● **What to work on**:
[1] Answer these questions about the VirtueMart forum post:
(a) Under which forum section was the topic started?
(b) Which Joomla and VM versions does the poster say they are using?
(c) Which two cff parameter numbers appear in the listed addresses?
[2] Continue the VirtueMart forum post from where it stops.

● **Page extract**:
◆ ◆ ◆ ◆

VirtueMart Forum

VirtueMart 2 + 3 + 4 => Security (https) / Performance / SEO, SEF, URLs => Topic started by: NoOneLt on March 21, 2020, 09:49:27 AM

Title: ?cff_ pattern in crawled addresses for sitemap
Post by: NoOneLt on March 21, 2020, 09:49:27 AM
Hello, Can someone help me to understand why crawler gets strange addresses on my site, and there is a lot of this links, i would like to understand the reason,

Using latest Joomla and VM versions as of today

<url><loc>https://www.mysite.lt/products?cff_3%5B0%5D=536175736169206f646169</loc><lastmod>2020-03-21</lastmod></url>
<url><loc>https://www.mysite.lt/products?cff_3%5B0%5D=2050726965c5a1206f646f732073656ec4976a696dc485</loc><lastmod>2020-03-21</lastmod></url>
<url><loc>https://www.mysite.lt/products?cff_3%5B0%5D=204d69c5a172696169204f646169</loc><lastmod>2020-03-21</lastmod></url>
<url><loc>https://www.mysite.lt/products?cff_3%5B0%5D=204272616e64c5be696169206f646169</loc><lastmod>2020-03-21</lastmod></url>
<url><loc>https://www.mysite.lt/products?cff_3%5B0%5D=20506c61756b616d73</loc><lastmod>2020-03-21</lastmod></url>
<url><loc>https://www.mysite.lt/products?cff_3%5B0%5D=2050726965c5a1207069676d656e746163696ac485</loc><lastmod>2020-03-21</lastmod></url>
<url><loc>https://www.mysite.lt/products?cff_3%5B0%5D=204f646f7320c5a176656974696d6173</loc><lastmod>2020-03-21</lastmod></url>
<url><loc>https://www.mysite.lt/products?cff_3%5B0%5D=2050726965c5a120616b6ec49920</loc><lastmod>2020-03-21</lastmod></url>
<url><loc>https://www.mysite.lt/products?cff_9%5B0%5D=20c5a0616d70c5ab6e6173</loc><lastmod>2020-03-21</lastmod></url>
<url><loc>https://www.mysite.lt/products?cff_9%5B0%5D=20536572756d6173</loc><lastmod>2020-03-21</lastmod></url>
<url><loc>https://www.mysite.lt/products?cff_9%5B0%5D=205069656e656c6973</loc><lastmod>2020-03-21</lastmod></url>
<url><loc>https://www.mysite.lt/products?cff_9%5B0%5D=4b72656d6173</loc><lastmod>2020-03-21</lastmod></url>
<url><loc>https://www.mysite.lt/products?cff_9%5B0%5D=204b61756bc497</loc><lastmod>2020-03-21</lastmod></url>

Thank you!

◆ ◆ ◆ ◆

Data records:
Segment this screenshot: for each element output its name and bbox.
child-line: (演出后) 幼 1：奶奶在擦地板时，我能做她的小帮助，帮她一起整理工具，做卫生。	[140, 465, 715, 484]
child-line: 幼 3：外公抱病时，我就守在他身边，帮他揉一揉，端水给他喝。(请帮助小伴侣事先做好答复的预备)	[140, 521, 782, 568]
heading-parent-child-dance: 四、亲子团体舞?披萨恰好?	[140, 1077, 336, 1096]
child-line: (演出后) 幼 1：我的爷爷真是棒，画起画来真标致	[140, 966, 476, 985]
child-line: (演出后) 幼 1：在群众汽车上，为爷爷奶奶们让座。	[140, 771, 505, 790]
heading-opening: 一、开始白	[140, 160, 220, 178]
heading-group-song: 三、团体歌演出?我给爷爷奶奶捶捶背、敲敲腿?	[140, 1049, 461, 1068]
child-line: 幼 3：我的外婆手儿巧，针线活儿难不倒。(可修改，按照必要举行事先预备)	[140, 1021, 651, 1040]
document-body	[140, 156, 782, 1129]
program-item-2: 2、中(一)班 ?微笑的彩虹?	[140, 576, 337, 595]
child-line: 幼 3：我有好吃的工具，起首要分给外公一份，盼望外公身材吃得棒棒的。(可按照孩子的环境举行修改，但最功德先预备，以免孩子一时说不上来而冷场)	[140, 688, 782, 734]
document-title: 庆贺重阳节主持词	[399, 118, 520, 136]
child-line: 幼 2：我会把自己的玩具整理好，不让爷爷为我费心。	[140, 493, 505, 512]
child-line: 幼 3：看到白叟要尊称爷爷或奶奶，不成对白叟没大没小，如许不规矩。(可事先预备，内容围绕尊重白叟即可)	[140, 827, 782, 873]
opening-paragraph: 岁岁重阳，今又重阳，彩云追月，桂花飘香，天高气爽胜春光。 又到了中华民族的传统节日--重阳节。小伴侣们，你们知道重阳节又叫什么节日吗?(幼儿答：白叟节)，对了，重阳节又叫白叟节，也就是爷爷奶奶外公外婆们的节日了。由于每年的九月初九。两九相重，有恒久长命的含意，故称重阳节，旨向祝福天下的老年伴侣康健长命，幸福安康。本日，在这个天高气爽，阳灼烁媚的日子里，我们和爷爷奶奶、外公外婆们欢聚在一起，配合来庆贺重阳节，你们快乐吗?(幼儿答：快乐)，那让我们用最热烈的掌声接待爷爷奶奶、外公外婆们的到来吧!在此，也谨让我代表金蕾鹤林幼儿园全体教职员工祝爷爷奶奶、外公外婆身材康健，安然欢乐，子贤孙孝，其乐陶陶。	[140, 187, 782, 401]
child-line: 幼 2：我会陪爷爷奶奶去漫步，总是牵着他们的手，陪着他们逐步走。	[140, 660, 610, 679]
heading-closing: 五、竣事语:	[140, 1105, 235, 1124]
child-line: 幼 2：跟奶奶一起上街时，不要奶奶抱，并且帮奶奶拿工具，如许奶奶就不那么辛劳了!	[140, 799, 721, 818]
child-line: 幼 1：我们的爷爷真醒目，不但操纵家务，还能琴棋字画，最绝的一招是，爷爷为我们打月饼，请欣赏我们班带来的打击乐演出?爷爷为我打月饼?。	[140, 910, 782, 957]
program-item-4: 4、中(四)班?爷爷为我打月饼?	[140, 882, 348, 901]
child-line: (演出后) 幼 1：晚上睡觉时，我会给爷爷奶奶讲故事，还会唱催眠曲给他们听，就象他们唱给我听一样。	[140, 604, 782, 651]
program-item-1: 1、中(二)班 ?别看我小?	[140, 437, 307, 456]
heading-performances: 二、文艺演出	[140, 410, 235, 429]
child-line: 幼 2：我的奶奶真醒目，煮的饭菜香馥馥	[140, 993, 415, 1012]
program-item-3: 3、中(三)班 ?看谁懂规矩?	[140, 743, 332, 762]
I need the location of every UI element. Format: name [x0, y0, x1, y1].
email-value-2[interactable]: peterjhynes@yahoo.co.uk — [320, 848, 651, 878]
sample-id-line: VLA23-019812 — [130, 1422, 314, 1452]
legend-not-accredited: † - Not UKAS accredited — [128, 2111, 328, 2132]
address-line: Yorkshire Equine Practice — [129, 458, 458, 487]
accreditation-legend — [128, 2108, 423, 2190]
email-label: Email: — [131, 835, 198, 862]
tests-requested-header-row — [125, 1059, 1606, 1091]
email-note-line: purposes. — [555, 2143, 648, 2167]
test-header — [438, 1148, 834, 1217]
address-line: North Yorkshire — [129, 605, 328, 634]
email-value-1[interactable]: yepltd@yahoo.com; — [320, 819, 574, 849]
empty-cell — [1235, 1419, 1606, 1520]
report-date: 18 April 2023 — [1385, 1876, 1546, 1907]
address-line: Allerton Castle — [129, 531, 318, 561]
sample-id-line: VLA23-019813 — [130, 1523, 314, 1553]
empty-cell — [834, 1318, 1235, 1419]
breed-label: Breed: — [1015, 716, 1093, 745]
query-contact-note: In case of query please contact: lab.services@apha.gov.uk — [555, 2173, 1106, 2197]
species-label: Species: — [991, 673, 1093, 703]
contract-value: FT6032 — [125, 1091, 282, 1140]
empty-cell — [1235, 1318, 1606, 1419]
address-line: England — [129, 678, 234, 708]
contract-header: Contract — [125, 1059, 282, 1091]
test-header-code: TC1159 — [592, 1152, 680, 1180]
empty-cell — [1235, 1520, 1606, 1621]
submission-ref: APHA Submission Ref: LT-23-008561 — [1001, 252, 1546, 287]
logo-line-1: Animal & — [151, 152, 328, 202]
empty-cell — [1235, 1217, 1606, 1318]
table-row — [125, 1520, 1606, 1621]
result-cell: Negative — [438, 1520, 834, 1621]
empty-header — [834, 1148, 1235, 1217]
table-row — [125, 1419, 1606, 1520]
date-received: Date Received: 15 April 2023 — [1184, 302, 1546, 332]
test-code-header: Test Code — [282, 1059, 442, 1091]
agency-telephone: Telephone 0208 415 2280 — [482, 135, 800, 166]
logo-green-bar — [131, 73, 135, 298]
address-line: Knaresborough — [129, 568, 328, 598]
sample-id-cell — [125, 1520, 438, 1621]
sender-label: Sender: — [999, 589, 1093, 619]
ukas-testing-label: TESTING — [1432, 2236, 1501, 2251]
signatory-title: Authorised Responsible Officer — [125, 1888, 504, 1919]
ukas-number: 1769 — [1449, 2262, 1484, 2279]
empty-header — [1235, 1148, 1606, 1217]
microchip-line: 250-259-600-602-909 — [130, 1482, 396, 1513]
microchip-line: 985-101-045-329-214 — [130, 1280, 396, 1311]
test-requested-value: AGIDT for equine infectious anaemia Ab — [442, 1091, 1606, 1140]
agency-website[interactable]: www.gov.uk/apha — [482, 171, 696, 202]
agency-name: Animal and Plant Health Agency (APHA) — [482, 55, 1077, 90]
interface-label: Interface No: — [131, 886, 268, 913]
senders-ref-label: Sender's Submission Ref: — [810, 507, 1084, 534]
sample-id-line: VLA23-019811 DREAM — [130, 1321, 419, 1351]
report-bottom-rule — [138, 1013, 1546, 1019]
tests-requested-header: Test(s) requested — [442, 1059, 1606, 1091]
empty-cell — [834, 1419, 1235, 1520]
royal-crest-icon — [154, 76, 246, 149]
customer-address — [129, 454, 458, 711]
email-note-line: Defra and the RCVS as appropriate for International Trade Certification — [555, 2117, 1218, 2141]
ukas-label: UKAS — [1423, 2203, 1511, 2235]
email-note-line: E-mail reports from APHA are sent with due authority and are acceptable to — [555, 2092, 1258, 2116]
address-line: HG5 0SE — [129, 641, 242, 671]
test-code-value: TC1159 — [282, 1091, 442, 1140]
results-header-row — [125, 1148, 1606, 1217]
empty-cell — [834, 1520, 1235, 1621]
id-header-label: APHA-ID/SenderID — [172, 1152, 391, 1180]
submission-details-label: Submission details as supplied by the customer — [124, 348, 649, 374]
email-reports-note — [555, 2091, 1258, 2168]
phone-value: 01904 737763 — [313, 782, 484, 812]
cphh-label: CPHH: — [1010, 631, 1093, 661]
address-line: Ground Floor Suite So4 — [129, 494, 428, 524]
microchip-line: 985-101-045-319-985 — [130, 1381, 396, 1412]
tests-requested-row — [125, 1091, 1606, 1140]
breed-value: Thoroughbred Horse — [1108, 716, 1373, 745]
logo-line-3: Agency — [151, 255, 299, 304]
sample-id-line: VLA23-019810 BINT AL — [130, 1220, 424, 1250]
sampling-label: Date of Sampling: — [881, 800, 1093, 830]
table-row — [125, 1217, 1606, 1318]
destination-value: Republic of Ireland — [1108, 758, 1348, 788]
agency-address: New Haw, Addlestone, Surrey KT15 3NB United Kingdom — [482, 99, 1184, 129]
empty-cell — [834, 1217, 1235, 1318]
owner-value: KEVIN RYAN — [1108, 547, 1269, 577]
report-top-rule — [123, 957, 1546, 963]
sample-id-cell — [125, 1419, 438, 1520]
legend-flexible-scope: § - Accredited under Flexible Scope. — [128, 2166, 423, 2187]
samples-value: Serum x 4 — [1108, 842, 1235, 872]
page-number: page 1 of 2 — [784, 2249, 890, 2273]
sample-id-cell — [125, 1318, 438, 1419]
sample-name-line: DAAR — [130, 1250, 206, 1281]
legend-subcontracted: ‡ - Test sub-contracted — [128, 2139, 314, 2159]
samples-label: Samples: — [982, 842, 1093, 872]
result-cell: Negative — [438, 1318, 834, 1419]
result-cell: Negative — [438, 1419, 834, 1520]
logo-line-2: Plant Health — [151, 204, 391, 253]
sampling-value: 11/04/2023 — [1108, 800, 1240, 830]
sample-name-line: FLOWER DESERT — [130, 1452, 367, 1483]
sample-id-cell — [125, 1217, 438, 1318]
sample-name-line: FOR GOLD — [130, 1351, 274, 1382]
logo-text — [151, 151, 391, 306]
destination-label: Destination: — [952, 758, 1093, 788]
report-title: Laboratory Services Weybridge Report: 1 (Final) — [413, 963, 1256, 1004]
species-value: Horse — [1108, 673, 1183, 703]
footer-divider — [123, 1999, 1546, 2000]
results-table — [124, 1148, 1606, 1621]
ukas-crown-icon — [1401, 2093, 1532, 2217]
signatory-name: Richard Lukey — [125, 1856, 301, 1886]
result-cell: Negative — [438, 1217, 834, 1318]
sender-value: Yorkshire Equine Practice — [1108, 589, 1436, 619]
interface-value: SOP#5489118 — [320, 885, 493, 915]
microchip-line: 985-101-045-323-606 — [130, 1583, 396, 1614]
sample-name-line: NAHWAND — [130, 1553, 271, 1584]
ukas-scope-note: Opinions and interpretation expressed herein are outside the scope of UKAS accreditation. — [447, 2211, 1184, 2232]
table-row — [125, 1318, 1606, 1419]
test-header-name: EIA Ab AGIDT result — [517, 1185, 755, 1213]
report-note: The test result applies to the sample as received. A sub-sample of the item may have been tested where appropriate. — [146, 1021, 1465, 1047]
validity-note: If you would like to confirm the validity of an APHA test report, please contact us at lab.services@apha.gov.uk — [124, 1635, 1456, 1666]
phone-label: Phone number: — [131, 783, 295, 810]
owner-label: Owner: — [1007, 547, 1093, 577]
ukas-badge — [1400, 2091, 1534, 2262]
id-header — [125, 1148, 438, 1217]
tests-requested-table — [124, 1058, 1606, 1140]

◆ ◆ ◆ ◆

● **Numbered answers**:
[1]
(a) VirtueMart 2 + 3 + 4 => Security (https) / Performance / SEO, SEF, URLs
(b) The latest Joomla and VM versions as of the day of posting
(c) cff_3 and cff_9

[2]
Title: Re: ?cff_ pattern in crawled addresses for sitemap
Post by: jjk on March 21, 2020, 10:57:00 AM
Seems that the crawler follows the filters, like on this page:
https://www.tuttoperlamoto.it/shop/by,product_sku/results,1-60.html?keyword=&viewmode=list&cff_3%5B0%5D=3630&cff_3%5B1%5D=3437&cff_3%5B2%5D=35584c2f36584c&cff_3%5B3%5D=5332584c&cff_3%5B4%5D=33584c2f34584c&cff_3%5B5%5D=31312e35202f203436&cff_3%5B6%5D=3034&cff_3%5B7%5D=3536&cff_3%5B8%5D=4c2d4c&cff_3%5B9%5D=3432&cff_3%5B10%5D=5853&cff_3%5B11%5D=382e35202f2034302e35

Is that yours? :)
Title: Re: ?cff_ pattern in crawled addresses for sitemap
Post by: NoOneLt on March 21, 2020, 11:24:18 AM
Not mine but same template.. :)

And seems you are right, its filtering.
Title: Re: ?cff_ pattern in crawled addresses for sitemap
Post by: GJC Web Design on March 21, 2020, 12:10:55 PM
yes .. the VirtualPlanet filter thing

try

Disallow: /*?cff

in your robots.txt
Title: Re: ?cff_ pattern in crawled addresses for sitemap
Post by: NoOneLt on March 21, 2020, 20:50:37 PM
Thanks GJC
Title: Re: ?cff_ pattern in crawled addresses for sitemap
Post by: Ventsi Genchev on March 24, 2020, 08:47:02 AM
I had a similar problem and so I use the following in the robots.txt to eliminate all possible unwanted indexing.

Disallow: /?start=*
Disallow: /*by,product_name*
Disallow: /*by,created_on*
Disallow: /*by,product_price*
Disallow: /*dirDesc*
Disallow: /*dirAsc*
Disallow: /*results,*


Of course, by,xxxx depends on the sorting options used.